**Request**
Spot every line with the word "Rajah" and return it.

**Dataset excerpts**
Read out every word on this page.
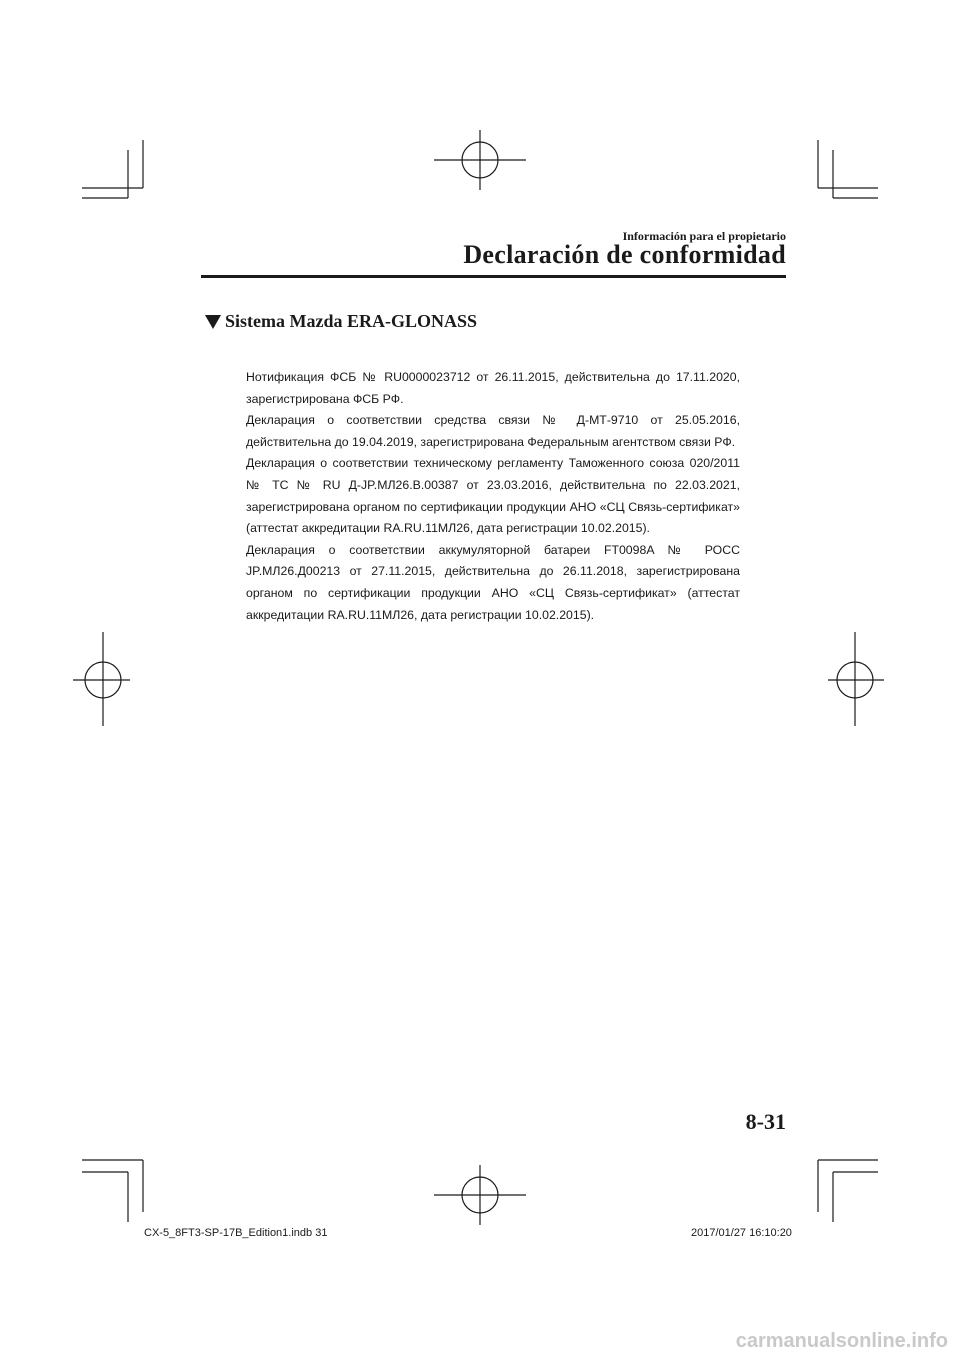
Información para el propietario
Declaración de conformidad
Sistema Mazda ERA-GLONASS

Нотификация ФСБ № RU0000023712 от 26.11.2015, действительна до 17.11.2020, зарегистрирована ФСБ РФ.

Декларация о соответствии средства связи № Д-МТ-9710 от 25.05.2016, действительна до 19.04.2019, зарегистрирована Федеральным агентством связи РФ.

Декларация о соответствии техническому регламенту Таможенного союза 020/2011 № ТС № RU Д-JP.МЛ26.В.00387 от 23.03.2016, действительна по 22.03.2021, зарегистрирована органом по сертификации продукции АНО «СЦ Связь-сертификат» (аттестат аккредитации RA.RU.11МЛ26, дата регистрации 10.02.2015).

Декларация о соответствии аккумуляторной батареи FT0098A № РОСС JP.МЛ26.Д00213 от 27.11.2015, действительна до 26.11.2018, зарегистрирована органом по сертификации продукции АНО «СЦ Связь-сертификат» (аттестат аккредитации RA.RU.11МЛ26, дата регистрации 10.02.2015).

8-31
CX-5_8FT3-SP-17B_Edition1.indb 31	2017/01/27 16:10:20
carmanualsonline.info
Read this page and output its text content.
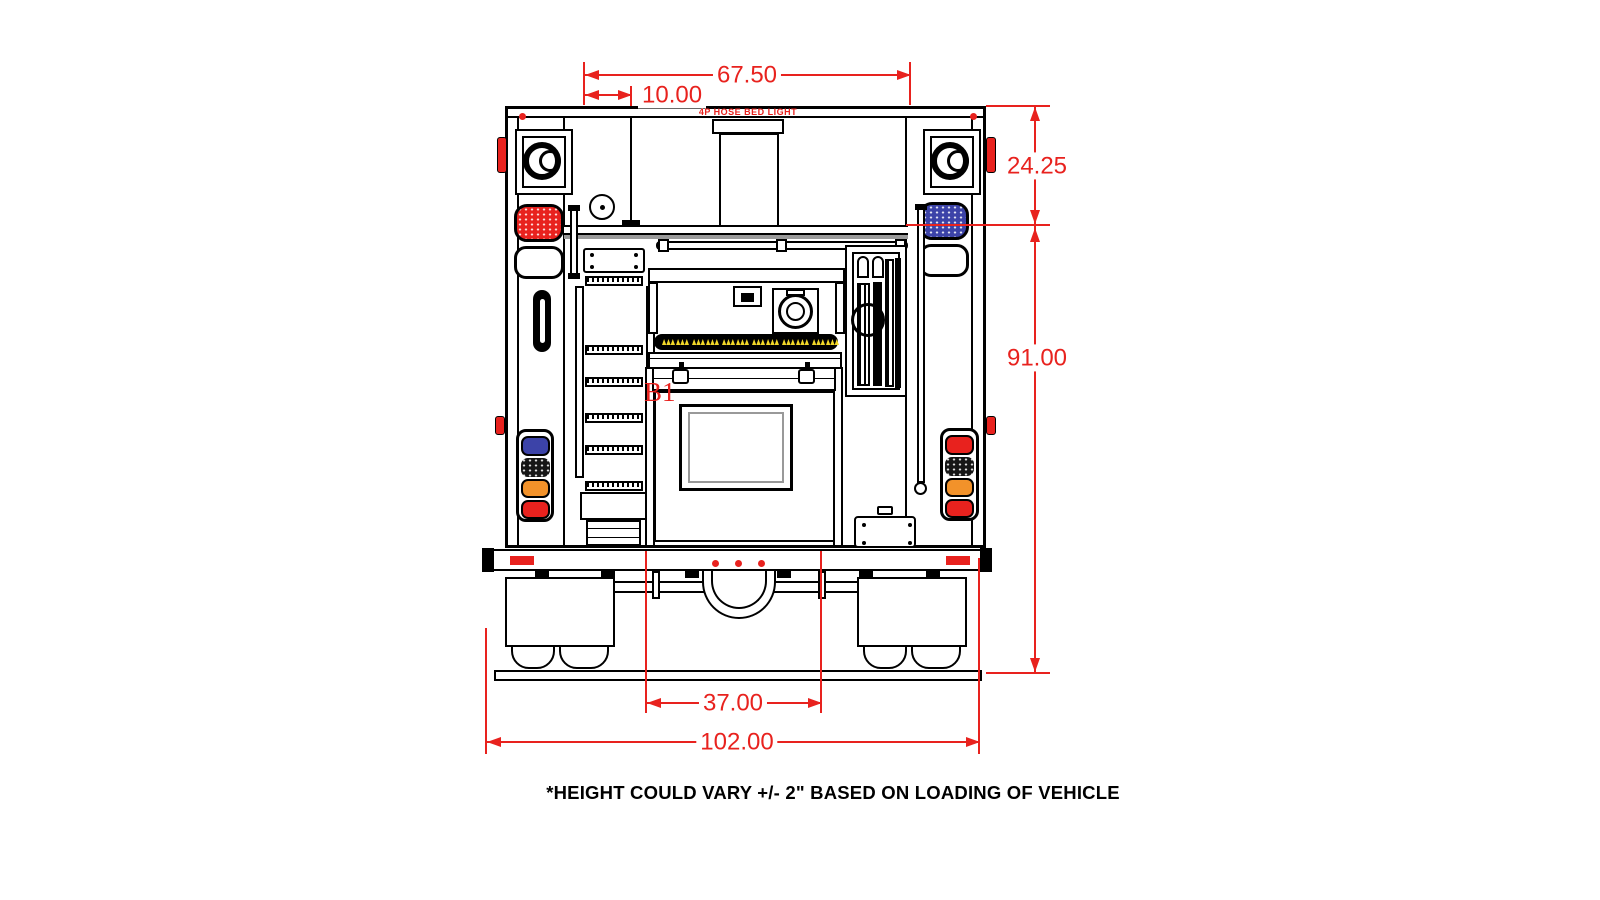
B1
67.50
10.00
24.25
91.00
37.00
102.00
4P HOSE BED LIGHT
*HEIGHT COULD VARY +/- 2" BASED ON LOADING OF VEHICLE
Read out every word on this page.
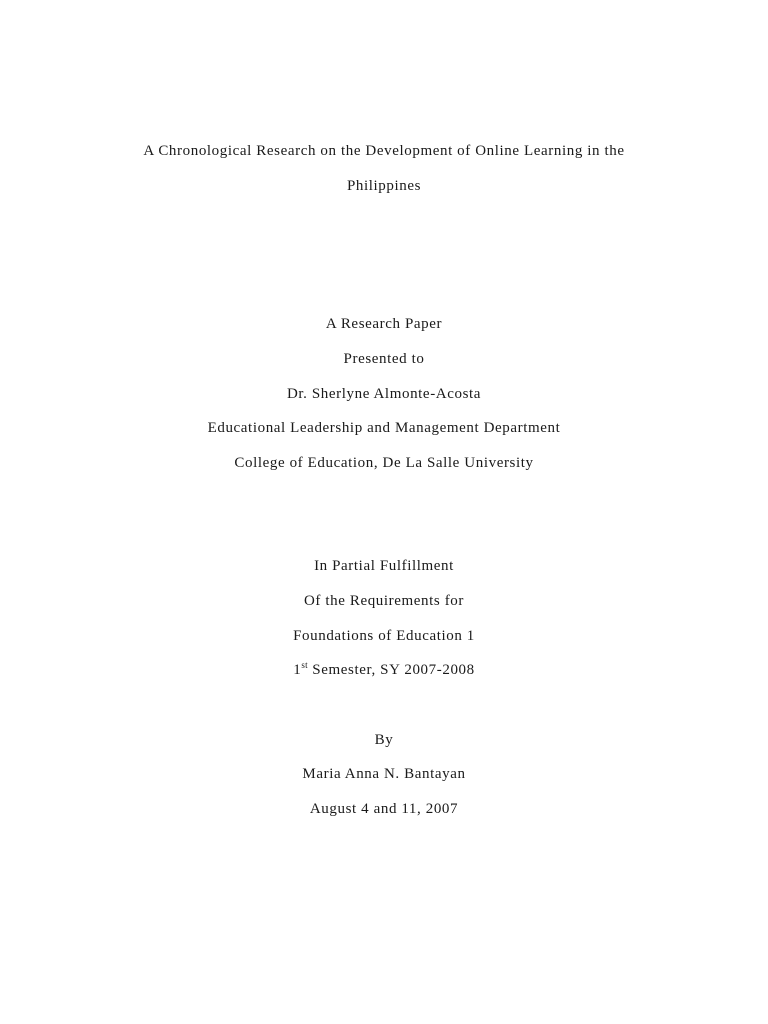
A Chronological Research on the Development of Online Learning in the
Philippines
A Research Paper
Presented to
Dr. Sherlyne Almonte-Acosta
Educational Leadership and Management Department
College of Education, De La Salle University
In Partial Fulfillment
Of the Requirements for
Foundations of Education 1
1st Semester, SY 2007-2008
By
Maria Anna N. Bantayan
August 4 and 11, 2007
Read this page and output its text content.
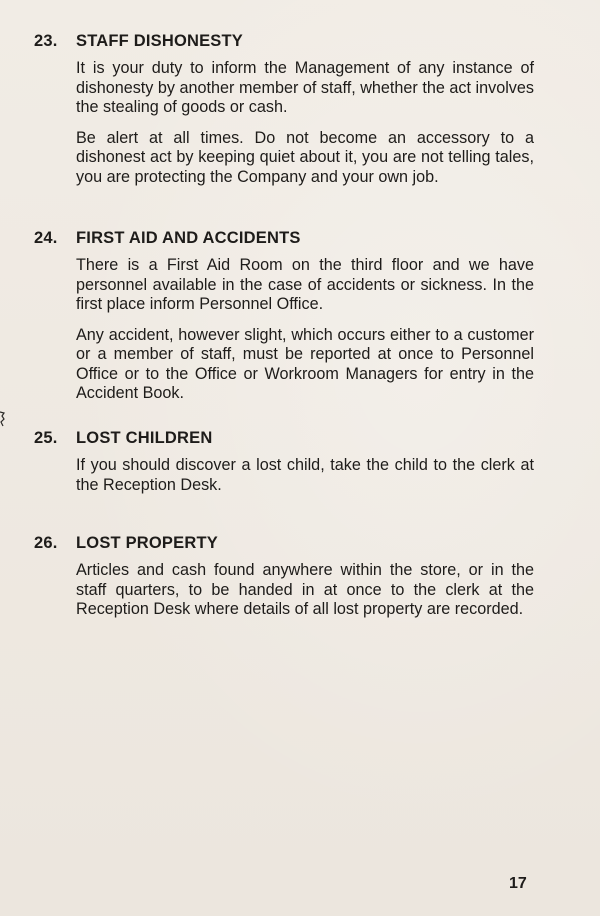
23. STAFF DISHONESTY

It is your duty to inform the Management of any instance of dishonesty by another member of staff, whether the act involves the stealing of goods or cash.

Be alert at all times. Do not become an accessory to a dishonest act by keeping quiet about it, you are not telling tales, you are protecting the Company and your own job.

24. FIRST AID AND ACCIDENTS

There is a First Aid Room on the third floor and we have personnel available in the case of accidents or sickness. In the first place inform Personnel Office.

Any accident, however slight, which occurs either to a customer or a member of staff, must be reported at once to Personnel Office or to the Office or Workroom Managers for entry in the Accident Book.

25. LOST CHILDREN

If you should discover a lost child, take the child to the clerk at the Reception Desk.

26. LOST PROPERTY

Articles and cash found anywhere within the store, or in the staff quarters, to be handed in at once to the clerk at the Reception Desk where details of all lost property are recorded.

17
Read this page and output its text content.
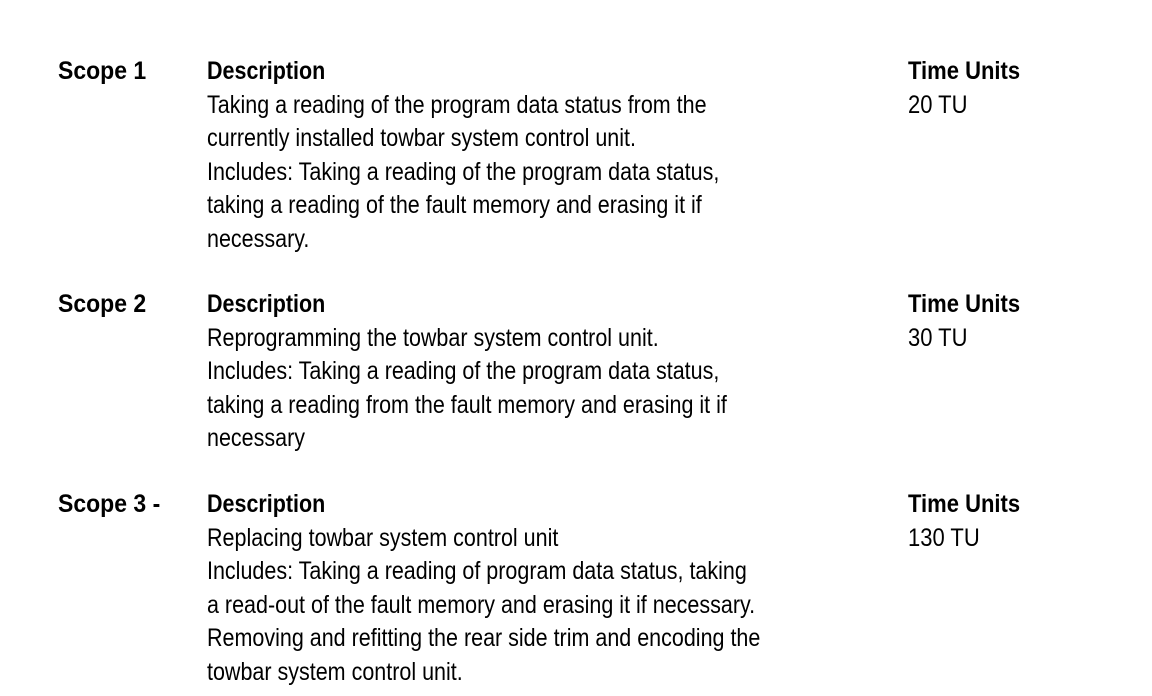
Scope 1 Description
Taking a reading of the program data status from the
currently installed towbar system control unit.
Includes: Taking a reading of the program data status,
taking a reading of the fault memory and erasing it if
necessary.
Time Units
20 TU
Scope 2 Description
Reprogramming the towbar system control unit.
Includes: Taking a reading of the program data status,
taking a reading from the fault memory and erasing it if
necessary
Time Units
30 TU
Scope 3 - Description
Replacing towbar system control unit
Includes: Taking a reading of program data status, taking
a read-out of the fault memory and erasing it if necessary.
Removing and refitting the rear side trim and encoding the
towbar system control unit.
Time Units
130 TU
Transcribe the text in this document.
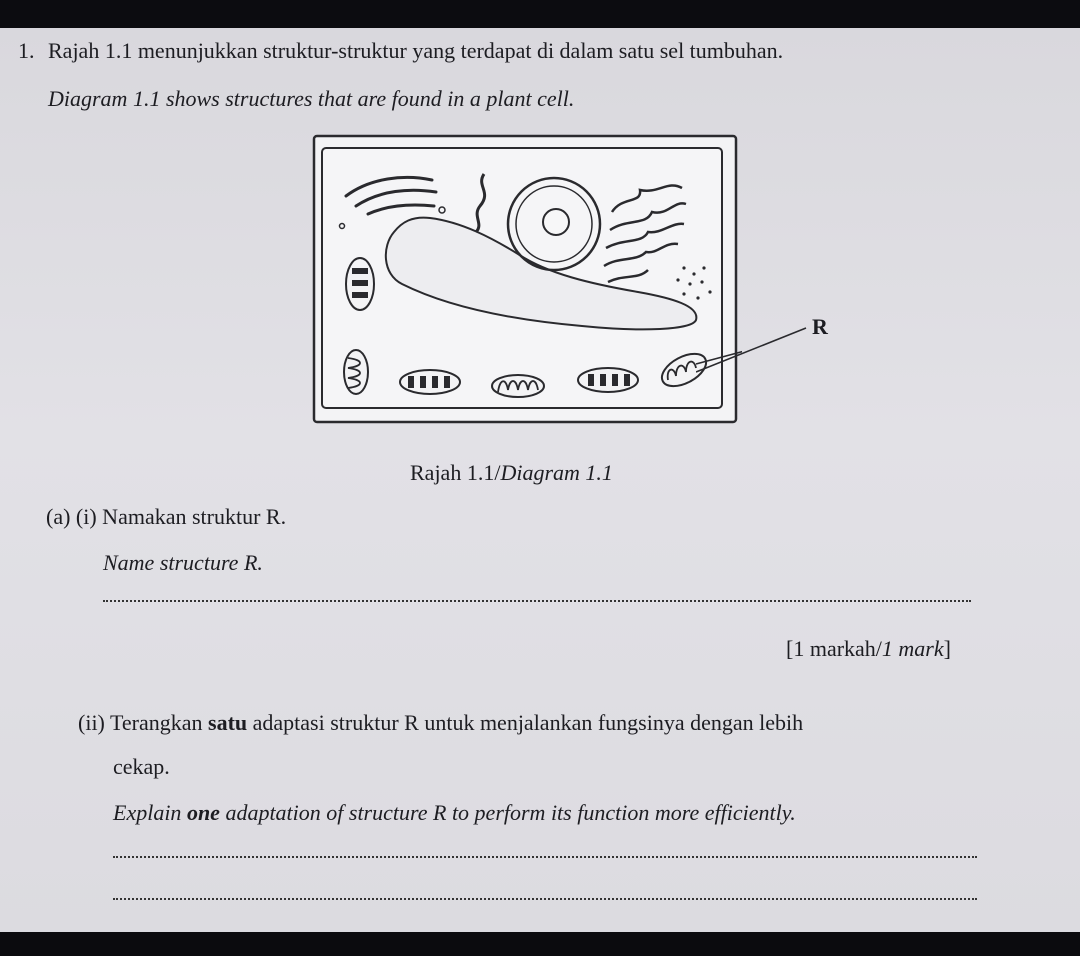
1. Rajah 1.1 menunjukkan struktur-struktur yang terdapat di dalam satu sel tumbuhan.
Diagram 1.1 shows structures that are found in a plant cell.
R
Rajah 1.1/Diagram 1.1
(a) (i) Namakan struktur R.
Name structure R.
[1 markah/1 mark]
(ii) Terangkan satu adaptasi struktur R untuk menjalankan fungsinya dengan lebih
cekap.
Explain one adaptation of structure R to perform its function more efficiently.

**Problem solution**
1. Rajah 1.1 menunjukkan struktur-struktur yang terdapat di dalam satu sel tumbuhan.
Rajah 1.1/Diagram 1.1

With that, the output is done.